— START —
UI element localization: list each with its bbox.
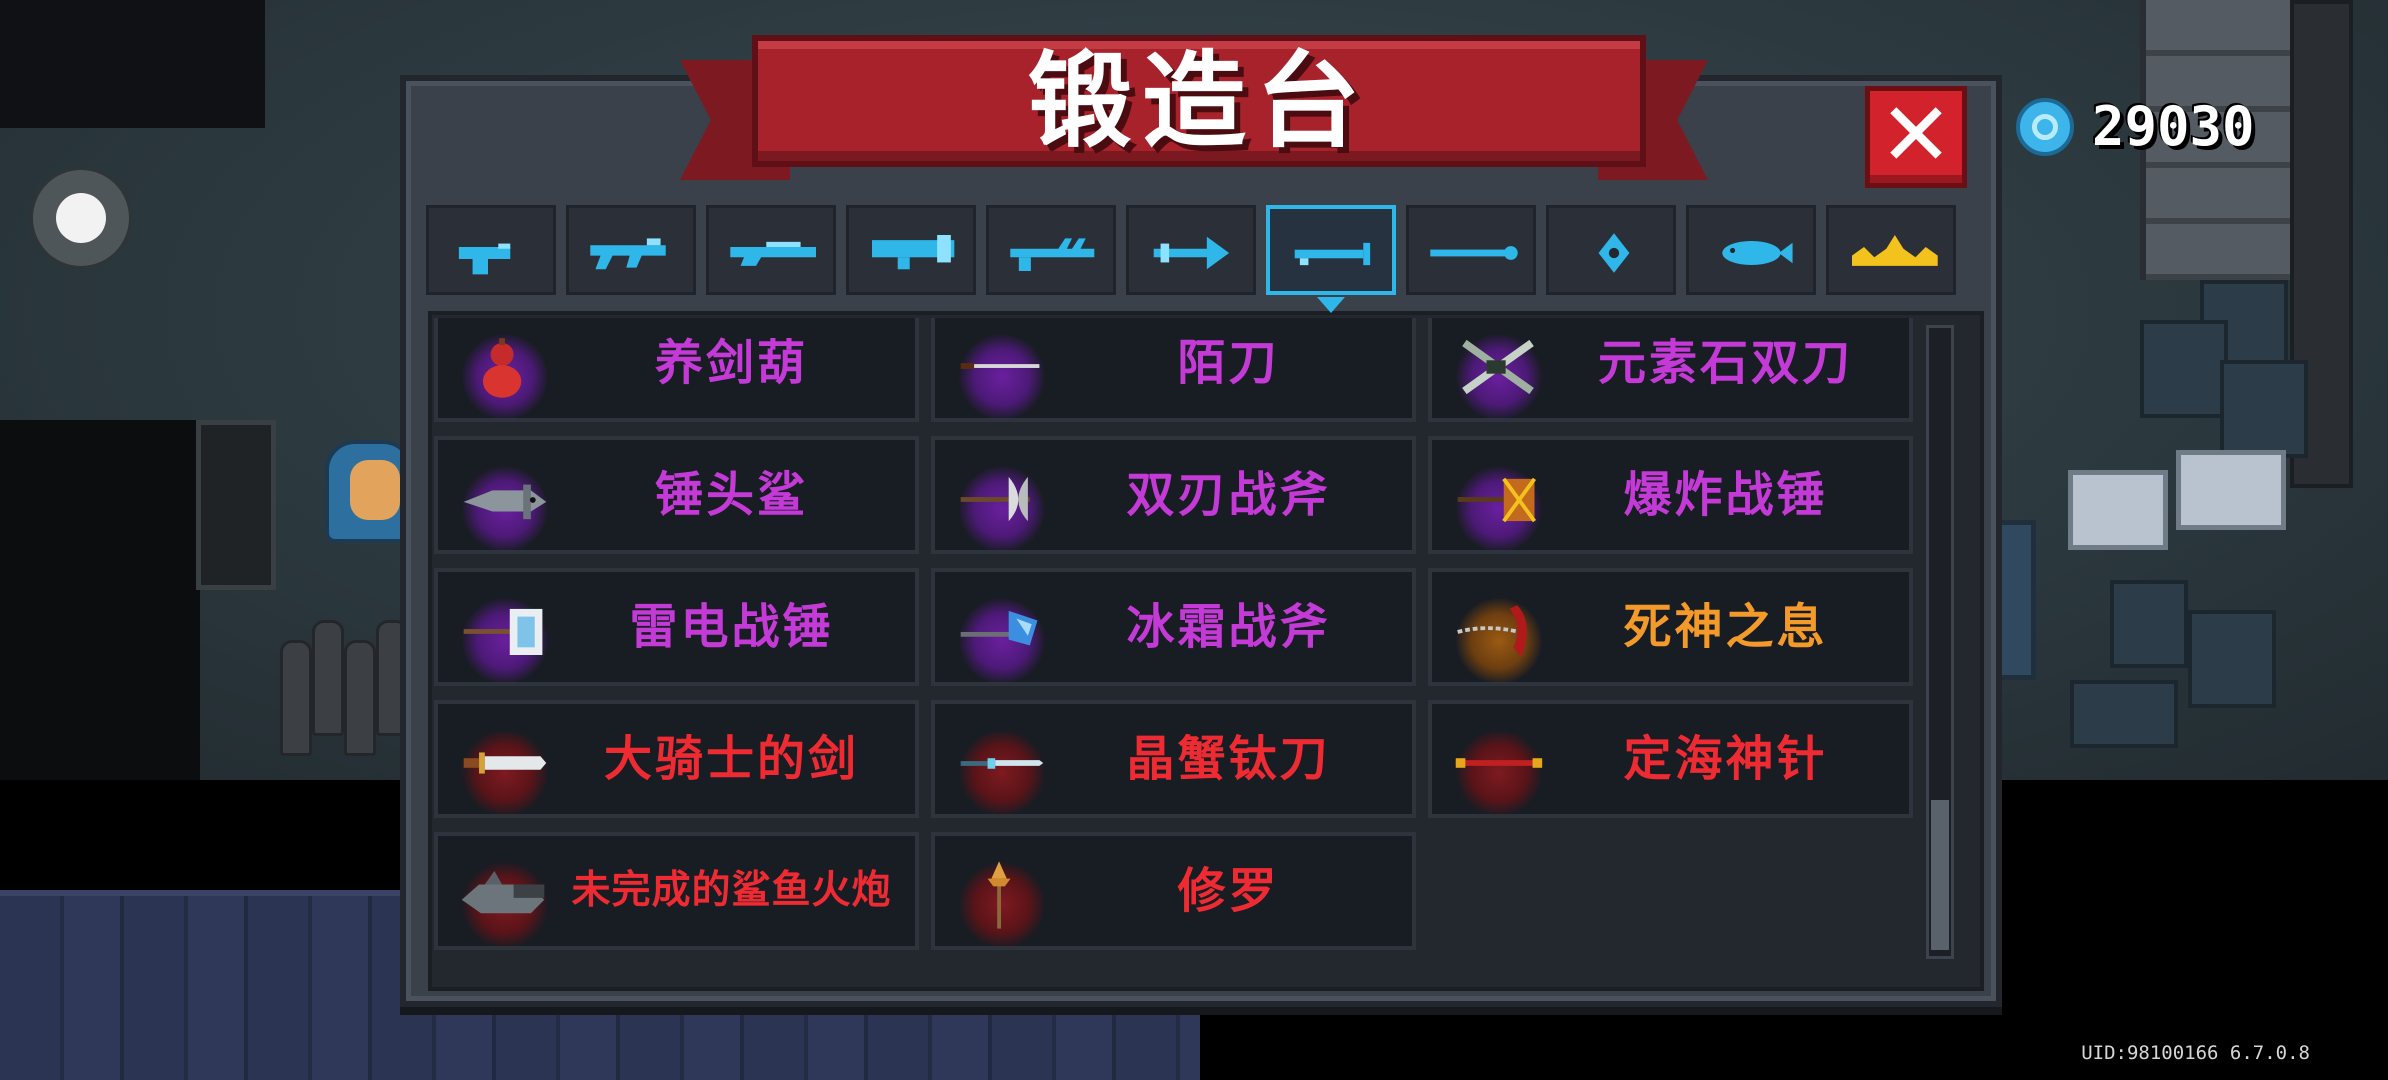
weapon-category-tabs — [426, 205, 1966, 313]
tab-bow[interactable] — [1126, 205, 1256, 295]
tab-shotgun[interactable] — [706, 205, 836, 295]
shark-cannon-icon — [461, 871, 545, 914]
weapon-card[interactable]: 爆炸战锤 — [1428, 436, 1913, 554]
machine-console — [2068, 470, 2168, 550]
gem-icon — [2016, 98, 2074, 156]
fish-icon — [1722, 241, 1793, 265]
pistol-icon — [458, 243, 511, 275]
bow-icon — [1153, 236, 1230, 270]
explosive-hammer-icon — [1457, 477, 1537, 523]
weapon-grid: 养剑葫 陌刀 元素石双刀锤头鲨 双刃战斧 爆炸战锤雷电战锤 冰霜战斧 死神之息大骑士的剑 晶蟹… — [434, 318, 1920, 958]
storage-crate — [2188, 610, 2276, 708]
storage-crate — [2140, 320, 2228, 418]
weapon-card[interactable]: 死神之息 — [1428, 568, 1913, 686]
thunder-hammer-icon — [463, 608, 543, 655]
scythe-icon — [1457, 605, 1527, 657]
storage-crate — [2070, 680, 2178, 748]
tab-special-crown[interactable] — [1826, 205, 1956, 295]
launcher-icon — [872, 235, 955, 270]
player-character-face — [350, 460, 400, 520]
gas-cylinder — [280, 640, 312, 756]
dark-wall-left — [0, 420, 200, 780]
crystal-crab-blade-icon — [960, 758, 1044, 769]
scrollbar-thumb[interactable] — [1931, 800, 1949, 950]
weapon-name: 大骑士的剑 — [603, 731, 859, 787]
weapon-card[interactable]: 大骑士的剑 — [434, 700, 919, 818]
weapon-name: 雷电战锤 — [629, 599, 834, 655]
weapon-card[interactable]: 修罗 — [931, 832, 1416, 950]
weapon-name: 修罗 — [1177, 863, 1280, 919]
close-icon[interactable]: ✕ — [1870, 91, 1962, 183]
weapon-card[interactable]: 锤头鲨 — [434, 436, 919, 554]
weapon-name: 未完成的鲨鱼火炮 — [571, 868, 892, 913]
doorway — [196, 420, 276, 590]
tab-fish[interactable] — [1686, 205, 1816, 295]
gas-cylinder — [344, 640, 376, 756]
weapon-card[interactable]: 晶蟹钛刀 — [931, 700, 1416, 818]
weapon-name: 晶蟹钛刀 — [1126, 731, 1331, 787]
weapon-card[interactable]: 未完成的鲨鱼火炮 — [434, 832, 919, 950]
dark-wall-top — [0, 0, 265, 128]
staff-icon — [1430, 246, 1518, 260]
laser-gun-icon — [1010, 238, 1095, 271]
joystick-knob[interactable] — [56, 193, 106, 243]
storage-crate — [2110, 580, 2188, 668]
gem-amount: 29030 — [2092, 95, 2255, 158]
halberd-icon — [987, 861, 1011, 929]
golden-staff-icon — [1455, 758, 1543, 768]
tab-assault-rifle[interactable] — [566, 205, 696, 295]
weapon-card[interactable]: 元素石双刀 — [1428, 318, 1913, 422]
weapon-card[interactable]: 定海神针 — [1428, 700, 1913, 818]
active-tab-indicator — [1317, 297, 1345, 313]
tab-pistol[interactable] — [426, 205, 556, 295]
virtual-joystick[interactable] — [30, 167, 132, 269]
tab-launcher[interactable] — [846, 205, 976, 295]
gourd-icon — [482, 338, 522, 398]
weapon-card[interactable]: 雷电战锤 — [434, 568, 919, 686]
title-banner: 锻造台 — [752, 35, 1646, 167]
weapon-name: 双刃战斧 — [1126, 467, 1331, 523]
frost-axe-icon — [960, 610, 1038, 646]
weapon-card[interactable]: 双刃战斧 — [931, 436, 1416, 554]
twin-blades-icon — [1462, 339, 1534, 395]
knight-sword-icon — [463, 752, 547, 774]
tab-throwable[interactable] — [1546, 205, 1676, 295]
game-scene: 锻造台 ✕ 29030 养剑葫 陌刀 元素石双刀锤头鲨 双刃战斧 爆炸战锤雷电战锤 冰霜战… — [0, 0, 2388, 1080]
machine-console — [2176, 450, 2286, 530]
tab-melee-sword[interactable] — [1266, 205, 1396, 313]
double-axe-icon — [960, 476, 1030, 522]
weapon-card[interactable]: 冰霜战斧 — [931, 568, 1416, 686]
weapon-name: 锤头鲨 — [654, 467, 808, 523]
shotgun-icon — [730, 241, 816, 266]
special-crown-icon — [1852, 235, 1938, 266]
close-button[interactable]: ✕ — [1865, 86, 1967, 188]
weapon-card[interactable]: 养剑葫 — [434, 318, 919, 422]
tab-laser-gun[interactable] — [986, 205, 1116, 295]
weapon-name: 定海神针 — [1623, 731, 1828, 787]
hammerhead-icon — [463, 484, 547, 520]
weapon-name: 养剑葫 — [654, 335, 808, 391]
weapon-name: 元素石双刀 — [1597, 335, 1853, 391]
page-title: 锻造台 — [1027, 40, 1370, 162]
— END —
• Work to be completed: Output every line of the items above as a JSON list of strings, one string per line, leaving out blank lines and the picture placeholders.

• Solution to this problem:
[
  "UI element localization: list each with its bbox.",
  "weapon-category-tabs — [426, 205, 1966, 313]",
  "tab-bow[interactable] — [1126, 205, 1256, 295]",
  "tab-shotgun[interactable] — [706, 205, 836, 295]",
  "shark-cannon-icon — [461, 871, 545, 914]",
  "weapon-card[interactable]: 爆炸战锤 — [1428, 436, 1913, 554]",
  "machine-console — [2068, 470, 2168, 550]",
  "gem-icon — [2016, 98, 2074, 156]",
  "fish-icon — [1722, 241, 1793, 265]",
  "pistol-icon — [458, 243, 511, 275]",
  "bow-icon — [1153, 236, 1230, 270]",
  "explosive-hammer-icon — [1457, 477, 1537, 523]",
  "weapon-grid: 养剑葫 陌刀 元素石双刀锤头鲨 双刃战斧 爆炸战锤雷电战锤 冰霜战斧 死神之息大骑士的剑 晶蟹… — [434, 318, 1920, 958]",
  "storage-crate — [2188, 610, 2276, 708]",
  "storage-crate — [2140, 320, 2228, 418]",
  "weapon-card[interactable]: 死神之息 — [1428, 568, 1913, 686]",
  "thunder-hammer-icon — [463, 608, 543, 655]",
  "scythe-icon — [1457, 605, 1527, 657]",
  "storage-crate — [2070, 680, 2178, 748]",
  "tab-special-crown[interactable] — [1826, 205, 1956, 295]",
  "launcher-icon — [872, 235, 955, 270]",
  "player-character-face — [350, 460, 400, 520]",
  "gas-cylinder — [280, 640, 312, 756]",
  "dark-wall-left — [0, 420, 200, 780]",
  "crystal-crab-blade-icon — [960, 758, 1044, 769]",
  "scrollbar-thumb[interactable] — [1931, 800, 1949, 950]",
  "weapon-name: 大骑士的剑 — [603, 731, 859, 787]",
  "weapon-card[interactable]: 大骑士的剑 — [434, 700, 919, 818]",
  "weapon-name: 雷电战锤 — [629, 599, 834, 655]",
  "weapon-card[interactable]: 修罗 — [931, 832, 1416, 950]",
  "weapon-name: 修罗 — [1177, 863, 1280, 919]",
  "close-icon[interactable]: ✕ — [1870, 91, 1962, 183]",
  "weapon-card[interactable]: 锤头鲨 — [434, 436, 919, 554]",
  "weapon-name: 未完成的鲨鱼火炮 — [571, 868, 892, 913]",
  "doorway — [196, 420, 276, 590]",
  "tab-fish[interactable] — [1686, 205, 1816, 295]",
  "gas-cylinder — [344, 640, 376, 756]",
  "weapon-card[interactable]: 晶蟹钛刀 — [931, 700, 1416, 818]",
  "weapon-name: 晶蟹钛刀 — [1126, 731, 1331, 787]",
  "weapon-card[interactable]: 未完成的鲨鱼火炮 — [434, 832, 919, 950]",
  "dark-wall-top — [0, 0, 265, 128]",
  "staff-icon — [1430, 246, 1518, 260]",
  "laser-gun-icon — [1010, 238, 1095, 271]",
  "joystick-knob[interactable] — [56, 193, 106, 243]",
  "storage-crate — [2110, 580, 2188, 668]",
  "gem-amount: 29030 — [2092, 95, 2255, 158]",
  "halberd-icon — [987, 861, 1011, 929]",
  "golden-staff-icon — [1455, 758, 1543, 768]",
  "tab-assault-rifle[interactable] — [566, 205, 696, 295]",
  "weapon-card[interactable]: 元素石双刀 — [1428, 318, 1913, 422]",
  "weapon-card[interactable]: 定海神针 — [1428, 700, 1913, 818]",
  "active-tab-indicator — [1317, 297, 1345, 313]",
  "tab-pistol[interactable] — [426, 205, 556, 295]",
  "virtual-joystick[interactable] — [30, 167, 132, 269]",
  "tab-launcher[interactable] — [846, 205, 976, 295]",
  "gourd-icon — [482, 338, 522, 398]",
  "weapon-card[interactable]: 雷电战锤 — [434, 568, 919, 686]",
  "title-banner: 锻造台 — [752, 35, 1646, 167]",
  "weapon-name: 双刃战斧 — [1126, 467, 1331, 523]",
  "frost-axe-icon — [960, 610, 1038, 646]",
  "weapon-card[interactable]: 双刃战斧 — [931, 436, 1416, 554]",
  "twin-blades-icon — [1462, 339, 1534, 395]",
  "knight-sword-icon — [463, 752, 547, 774]",
  "tab-throwable[interactable] — [1546, 205, 1676, 295]",
  "game-scene: 锻造台 ✕ 29030 养剑葫 陌刀 元素石双刀锤头鲨 双刃战斧 爆炸战锤雷电战锤 冰霜战… — [0, 0, 2388, 1080]",
  "machine-console — [2176, 450, 2286, 530]",
  "tab-melee-sword[interactable] — [1266, 205, 1396, 313]",
  "double-axe-icon — [960, 476, 1030, 522]",
  "weapon-card[interactable]: 冰霜战斧 — [931, 568, 1416, 686]",
  "weapon-name: 锤头鲨 — [654, 467, 808, 523]",
  "shotgun-icon — [730, 241, 816, 266]",
  "special-crown-icon — [1852, 235, 1938, 266]",
  "close-button[interactable]: ✕ — [1865, 86, 1967, 188]",
  "weapon-card[interactable]: 养剑葫 — [434, 318, 919, 422]",
  "tab-laser-gun[interactable] — [986, 205, 1116, 295]",
  "weapon-name: 定海神针 — [1623, 731, 1828, 787]",
  "hammerhead-icon — [463, 484, 547, 520]",
  "weapon-name: 养剑葫 — [654, 335, 808, 391]",
  "weapon-name: 元素石双刀 — [1597, 335, 1853, 391]",
  "page-title: 锻造台 — [1027, 40, 1370, 162]"
]